--- What you are asked to do ---
Gather every line of the entries that includes the word "than".
START Records for processing
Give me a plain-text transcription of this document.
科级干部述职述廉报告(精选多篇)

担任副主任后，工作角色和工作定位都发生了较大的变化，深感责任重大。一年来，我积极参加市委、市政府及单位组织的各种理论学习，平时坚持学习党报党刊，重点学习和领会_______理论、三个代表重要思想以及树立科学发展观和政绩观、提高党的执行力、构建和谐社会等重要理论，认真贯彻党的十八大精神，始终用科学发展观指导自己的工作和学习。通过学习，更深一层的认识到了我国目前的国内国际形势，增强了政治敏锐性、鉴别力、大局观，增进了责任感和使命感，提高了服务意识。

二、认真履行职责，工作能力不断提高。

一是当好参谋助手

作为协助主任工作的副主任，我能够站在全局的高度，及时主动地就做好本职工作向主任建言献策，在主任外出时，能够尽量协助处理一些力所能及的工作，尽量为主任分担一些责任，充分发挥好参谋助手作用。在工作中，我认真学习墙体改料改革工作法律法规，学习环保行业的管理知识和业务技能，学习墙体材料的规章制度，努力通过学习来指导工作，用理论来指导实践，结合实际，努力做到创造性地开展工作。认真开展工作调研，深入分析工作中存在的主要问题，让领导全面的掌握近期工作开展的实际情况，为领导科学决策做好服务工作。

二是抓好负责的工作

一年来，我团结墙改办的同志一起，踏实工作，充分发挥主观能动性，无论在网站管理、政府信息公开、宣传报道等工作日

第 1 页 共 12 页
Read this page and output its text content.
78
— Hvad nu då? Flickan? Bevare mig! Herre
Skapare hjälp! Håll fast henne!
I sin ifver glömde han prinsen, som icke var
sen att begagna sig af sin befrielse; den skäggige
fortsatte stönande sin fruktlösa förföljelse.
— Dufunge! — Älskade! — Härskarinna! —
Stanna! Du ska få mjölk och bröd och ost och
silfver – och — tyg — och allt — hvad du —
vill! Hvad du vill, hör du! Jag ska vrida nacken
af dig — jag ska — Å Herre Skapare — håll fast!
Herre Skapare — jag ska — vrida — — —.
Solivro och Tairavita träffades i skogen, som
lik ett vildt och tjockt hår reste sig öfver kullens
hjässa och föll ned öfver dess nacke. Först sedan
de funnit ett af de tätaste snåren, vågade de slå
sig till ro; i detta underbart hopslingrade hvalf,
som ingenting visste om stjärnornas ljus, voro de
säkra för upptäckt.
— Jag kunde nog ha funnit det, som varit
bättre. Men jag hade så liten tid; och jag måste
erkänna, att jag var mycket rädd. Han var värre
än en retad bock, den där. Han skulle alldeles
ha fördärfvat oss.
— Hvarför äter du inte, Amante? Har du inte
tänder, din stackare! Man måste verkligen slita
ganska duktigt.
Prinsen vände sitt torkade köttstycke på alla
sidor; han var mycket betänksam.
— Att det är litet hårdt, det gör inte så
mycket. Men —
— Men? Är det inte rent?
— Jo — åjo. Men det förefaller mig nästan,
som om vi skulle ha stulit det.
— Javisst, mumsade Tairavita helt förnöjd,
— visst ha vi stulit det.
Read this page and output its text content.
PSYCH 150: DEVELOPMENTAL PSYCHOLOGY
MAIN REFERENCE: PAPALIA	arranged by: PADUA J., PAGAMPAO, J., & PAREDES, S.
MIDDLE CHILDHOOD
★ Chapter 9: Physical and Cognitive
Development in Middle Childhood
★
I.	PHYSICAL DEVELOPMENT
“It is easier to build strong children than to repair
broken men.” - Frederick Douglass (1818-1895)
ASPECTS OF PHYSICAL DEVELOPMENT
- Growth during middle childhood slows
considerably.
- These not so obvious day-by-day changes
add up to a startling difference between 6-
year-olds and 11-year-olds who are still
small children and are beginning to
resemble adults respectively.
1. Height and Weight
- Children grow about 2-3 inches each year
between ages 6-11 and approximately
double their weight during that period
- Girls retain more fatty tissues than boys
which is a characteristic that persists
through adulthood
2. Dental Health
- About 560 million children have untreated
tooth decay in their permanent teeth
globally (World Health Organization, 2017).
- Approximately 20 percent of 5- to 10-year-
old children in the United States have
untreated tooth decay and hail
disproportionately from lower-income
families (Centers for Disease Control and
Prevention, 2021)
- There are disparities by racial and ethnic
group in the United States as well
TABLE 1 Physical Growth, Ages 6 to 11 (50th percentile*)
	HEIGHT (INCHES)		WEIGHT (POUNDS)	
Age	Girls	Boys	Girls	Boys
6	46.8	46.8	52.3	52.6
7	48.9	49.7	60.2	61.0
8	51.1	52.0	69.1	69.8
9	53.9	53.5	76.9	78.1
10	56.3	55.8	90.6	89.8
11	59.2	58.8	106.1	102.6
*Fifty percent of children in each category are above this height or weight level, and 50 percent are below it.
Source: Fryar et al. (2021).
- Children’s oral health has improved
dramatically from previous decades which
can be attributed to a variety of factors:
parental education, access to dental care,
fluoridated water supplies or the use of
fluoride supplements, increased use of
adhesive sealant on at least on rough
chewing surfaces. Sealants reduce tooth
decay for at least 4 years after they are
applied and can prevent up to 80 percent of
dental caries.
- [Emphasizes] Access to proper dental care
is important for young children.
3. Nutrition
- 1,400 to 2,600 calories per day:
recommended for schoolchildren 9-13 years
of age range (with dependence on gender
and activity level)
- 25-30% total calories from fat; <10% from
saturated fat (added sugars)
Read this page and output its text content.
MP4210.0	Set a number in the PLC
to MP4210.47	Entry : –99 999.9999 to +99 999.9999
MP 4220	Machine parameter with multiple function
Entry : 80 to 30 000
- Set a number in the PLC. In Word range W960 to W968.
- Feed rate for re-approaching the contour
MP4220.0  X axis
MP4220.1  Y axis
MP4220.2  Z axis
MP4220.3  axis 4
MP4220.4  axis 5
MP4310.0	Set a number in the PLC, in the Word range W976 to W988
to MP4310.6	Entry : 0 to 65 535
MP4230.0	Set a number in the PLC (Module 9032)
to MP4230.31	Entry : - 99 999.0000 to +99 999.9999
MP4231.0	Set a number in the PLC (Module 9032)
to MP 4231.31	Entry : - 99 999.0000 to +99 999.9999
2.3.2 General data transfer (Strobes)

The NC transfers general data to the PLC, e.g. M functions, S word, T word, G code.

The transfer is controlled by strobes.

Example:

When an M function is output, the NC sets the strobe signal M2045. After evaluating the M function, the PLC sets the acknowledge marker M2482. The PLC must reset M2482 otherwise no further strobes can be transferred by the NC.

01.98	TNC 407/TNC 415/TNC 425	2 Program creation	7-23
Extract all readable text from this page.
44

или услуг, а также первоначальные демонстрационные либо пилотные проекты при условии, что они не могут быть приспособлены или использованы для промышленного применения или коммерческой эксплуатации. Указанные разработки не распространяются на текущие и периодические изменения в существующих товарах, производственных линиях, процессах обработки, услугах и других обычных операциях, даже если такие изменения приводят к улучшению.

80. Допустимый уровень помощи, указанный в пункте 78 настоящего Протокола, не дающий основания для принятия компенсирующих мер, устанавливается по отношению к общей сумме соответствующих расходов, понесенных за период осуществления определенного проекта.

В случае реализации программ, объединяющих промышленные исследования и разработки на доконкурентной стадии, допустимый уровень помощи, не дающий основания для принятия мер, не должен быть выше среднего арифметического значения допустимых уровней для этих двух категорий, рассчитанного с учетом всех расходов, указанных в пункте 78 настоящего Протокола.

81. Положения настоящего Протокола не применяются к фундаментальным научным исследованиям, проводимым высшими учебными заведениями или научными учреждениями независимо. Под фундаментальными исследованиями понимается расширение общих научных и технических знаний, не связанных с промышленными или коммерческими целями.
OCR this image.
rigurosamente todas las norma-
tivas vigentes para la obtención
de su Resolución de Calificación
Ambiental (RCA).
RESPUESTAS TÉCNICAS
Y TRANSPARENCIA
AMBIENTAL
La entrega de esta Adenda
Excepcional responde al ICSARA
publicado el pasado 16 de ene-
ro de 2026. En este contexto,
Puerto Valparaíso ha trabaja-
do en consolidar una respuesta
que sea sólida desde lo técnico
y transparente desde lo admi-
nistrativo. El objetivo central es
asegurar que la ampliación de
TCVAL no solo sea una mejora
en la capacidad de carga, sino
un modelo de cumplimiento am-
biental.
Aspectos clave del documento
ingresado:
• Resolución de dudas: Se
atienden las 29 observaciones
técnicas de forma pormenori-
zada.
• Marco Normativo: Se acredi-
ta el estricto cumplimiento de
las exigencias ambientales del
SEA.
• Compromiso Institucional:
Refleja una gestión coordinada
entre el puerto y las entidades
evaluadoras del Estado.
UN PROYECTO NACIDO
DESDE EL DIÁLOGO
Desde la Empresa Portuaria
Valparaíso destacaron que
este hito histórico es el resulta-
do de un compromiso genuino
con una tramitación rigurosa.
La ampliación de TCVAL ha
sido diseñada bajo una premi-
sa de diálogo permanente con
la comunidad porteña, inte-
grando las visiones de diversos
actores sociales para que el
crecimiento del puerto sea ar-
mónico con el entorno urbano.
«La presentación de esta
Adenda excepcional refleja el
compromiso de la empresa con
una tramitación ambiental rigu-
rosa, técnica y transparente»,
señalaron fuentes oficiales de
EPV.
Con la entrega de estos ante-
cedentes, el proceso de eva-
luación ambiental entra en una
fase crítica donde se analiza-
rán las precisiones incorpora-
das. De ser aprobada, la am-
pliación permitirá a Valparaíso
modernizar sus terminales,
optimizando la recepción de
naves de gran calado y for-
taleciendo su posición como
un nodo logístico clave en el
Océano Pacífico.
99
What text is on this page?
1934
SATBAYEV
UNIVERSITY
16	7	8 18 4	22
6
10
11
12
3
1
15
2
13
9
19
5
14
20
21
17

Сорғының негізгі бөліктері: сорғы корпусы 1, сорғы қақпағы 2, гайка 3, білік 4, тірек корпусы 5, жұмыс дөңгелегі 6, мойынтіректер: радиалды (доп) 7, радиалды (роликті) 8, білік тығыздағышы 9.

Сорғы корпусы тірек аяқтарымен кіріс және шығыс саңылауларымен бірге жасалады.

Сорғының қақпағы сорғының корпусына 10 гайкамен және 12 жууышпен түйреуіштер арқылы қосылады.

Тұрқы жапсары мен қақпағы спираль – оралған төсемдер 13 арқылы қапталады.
END Records for processing
--- The completed task ---
“It is easier to build strong children than to repair
- Girls retain more fatty tissues than boys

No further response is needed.